### [REQUIREMENTS]
Find every line in the records that holds the string "计量单位". Copy each one.

### [ENTRIES]
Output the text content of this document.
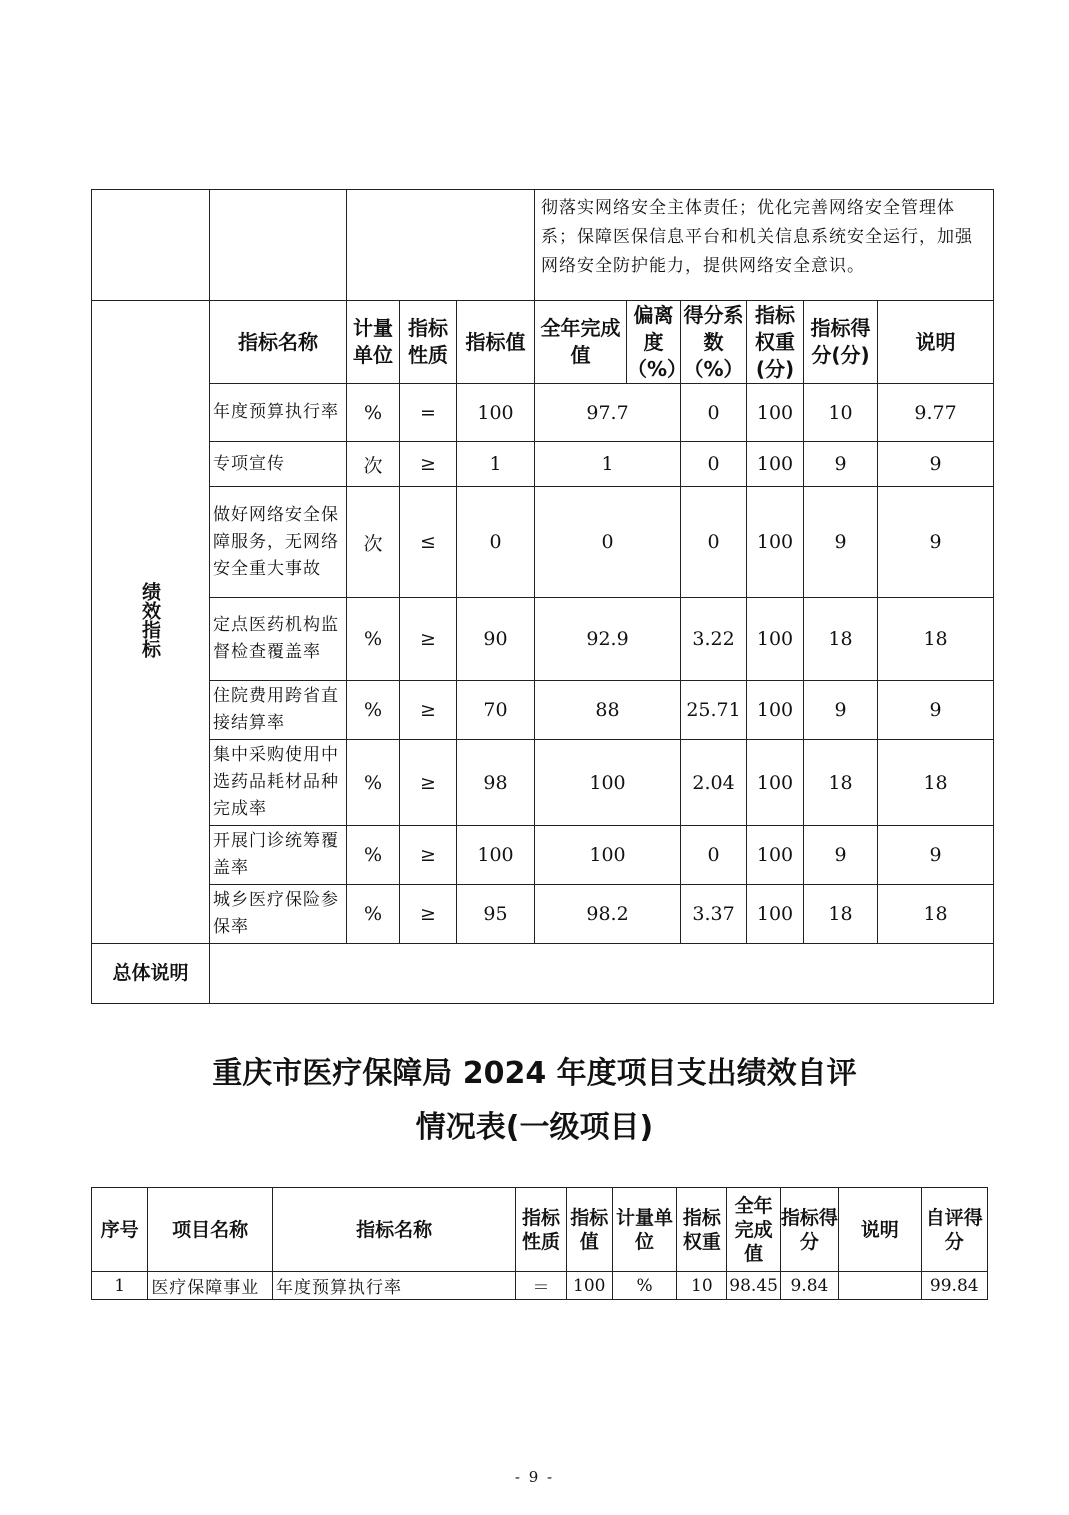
					彻落实网络安全主体责任；优化完善网络安全管理体系；保障医保信息平台和机关信息系统安全运行，加强网络安全防护能力，提供网络安全意识。						
绩效指标	指标名称	计量单位	指标性质	指标值	全年完成值	偏离度（%）	得分系数（%）	指标权重(分)	指标得分(分)	说明	
	年度预算执行率	%	=	100	97.7		0	100	10	9.77	
	专项宣传	次	≥	1	1		0	100	9	9	
	做好网络安全保障服务，无网络安全重大事故	次	≤	0	0		0	100	9	9	
	定点医药机构监督检查覆盖率	%	≥	90	92.9		3.22	100	18	18	
	住院费用跨省直接结算率	%	≥	70	88		25.71	100	9	9	
	集中采购使用中选药品耗材品种完成率	%	≥	98	100		2.04	100	18	18	
	开展门诊统筹覆盖率	%	≥	100	100		0	100	9	9	
	城乡医疗保险参保率	%	≥	95	98.2		3.37	100	18	18	
总体说明											
重庆市医疗保障局 2024 年度项目支出绩效自评
情况表(一级项目)
序号	项目名称	指标名称	指标性质	指标值	计量单位	指标权重	全年完成值	指标得分	说明	自评得分
1	医疗保障事业	年度预算执行率	＝	100	%	10	98.45	9.84		99.84
- 9 -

### [FULL SOLUTION]
绩效指标	指标名称	计量单位	指标性质	指标值	全年完成值	偏离度（%）	得分系数（%）	指标权重(分)	指标得分(分)	说明	
序号	项目名称	指标名称	指标性质	指标值	计量单位	指标权重	全年完成值	指标得分	说明	自评得分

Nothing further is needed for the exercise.